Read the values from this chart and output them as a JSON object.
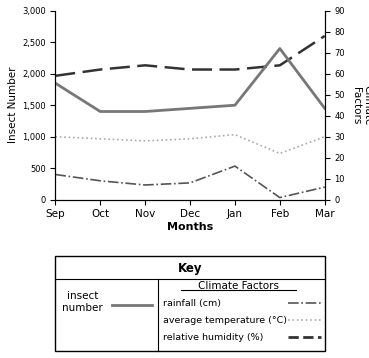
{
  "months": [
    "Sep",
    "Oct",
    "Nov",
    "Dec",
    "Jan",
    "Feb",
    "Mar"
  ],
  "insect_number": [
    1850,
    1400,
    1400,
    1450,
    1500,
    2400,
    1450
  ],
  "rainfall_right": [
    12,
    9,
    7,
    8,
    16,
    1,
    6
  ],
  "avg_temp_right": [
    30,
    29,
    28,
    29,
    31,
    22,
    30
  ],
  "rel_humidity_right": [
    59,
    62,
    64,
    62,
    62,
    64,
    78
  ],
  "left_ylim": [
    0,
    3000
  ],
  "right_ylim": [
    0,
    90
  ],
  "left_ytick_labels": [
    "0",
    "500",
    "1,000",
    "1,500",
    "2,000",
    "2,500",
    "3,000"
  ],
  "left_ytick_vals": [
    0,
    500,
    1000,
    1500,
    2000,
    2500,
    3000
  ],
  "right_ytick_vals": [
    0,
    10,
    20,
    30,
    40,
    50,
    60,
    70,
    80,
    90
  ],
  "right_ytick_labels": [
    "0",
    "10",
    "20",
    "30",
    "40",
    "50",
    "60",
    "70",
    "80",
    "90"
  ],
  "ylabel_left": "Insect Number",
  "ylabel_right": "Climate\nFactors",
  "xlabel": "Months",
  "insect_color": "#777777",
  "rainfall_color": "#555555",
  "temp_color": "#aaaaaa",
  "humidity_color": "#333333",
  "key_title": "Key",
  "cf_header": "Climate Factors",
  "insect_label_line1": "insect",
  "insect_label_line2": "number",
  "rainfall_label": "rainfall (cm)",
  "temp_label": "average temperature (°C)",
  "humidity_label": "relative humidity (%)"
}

----

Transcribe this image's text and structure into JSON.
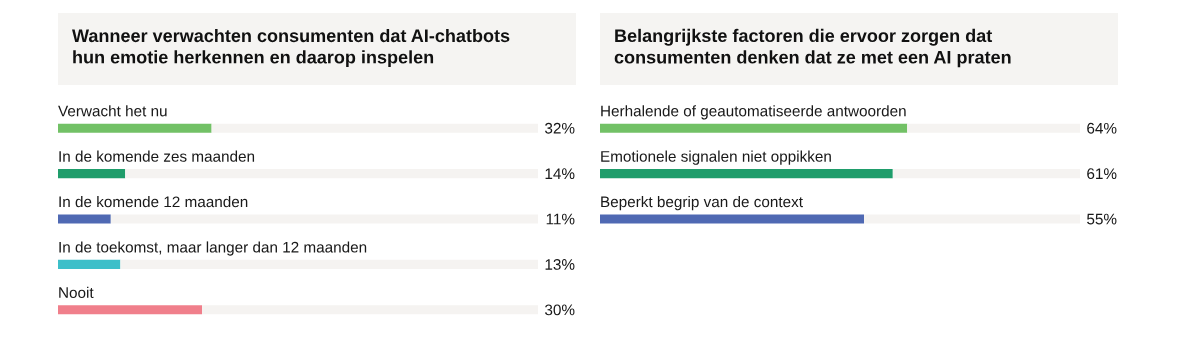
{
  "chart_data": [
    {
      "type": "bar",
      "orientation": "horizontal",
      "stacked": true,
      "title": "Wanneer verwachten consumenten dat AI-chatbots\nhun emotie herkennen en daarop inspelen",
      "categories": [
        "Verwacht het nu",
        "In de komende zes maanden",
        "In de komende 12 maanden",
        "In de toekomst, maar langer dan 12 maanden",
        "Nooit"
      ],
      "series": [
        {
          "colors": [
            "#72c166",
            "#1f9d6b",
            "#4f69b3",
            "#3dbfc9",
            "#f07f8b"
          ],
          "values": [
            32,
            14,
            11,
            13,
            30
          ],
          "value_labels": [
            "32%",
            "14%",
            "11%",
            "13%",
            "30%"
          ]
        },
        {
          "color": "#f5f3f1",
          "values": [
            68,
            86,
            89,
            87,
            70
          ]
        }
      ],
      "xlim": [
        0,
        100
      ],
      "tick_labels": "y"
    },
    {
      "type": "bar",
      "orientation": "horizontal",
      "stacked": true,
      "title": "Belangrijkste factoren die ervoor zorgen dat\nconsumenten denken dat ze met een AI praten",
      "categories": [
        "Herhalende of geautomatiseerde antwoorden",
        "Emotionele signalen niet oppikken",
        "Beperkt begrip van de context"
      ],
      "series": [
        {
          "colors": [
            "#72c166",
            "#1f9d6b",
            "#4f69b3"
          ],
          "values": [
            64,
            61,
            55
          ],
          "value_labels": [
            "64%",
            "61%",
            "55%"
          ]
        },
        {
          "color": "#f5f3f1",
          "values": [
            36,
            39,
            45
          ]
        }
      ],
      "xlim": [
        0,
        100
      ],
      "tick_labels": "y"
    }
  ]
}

----

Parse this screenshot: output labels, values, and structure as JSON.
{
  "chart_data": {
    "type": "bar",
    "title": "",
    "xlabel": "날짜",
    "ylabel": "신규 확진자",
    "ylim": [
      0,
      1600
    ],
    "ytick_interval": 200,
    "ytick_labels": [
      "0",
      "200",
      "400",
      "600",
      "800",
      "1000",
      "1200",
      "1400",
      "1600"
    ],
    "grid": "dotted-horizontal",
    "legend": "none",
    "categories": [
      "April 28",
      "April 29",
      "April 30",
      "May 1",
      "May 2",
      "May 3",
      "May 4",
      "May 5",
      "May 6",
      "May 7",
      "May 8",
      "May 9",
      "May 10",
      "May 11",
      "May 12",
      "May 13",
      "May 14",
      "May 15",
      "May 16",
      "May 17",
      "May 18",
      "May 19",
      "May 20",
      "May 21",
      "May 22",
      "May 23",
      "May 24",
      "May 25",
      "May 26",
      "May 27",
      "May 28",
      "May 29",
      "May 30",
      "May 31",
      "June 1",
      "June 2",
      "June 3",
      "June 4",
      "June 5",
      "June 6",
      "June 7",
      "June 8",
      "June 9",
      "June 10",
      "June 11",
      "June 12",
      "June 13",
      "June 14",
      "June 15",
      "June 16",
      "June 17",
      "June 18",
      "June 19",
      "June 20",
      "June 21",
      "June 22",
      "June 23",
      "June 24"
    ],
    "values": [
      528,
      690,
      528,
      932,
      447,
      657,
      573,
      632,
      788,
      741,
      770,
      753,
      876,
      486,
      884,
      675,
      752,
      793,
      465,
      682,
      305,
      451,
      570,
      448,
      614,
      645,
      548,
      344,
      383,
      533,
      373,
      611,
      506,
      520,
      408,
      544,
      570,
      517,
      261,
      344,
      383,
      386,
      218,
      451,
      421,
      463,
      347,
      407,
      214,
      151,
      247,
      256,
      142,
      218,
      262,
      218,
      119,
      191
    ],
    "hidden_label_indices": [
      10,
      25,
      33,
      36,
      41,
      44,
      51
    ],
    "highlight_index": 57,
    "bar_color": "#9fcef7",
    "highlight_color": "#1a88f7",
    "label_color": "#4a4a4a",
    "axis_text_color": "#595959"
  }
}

----

» **Aim of the task**: Pull out every line containing "this".

» **Correct answer**:
Read the values from this chart and output them as a JSON object.
Transcribe this image's text and structure into JSON.
Parse this screenshot: output labels, values, and structure as JSON.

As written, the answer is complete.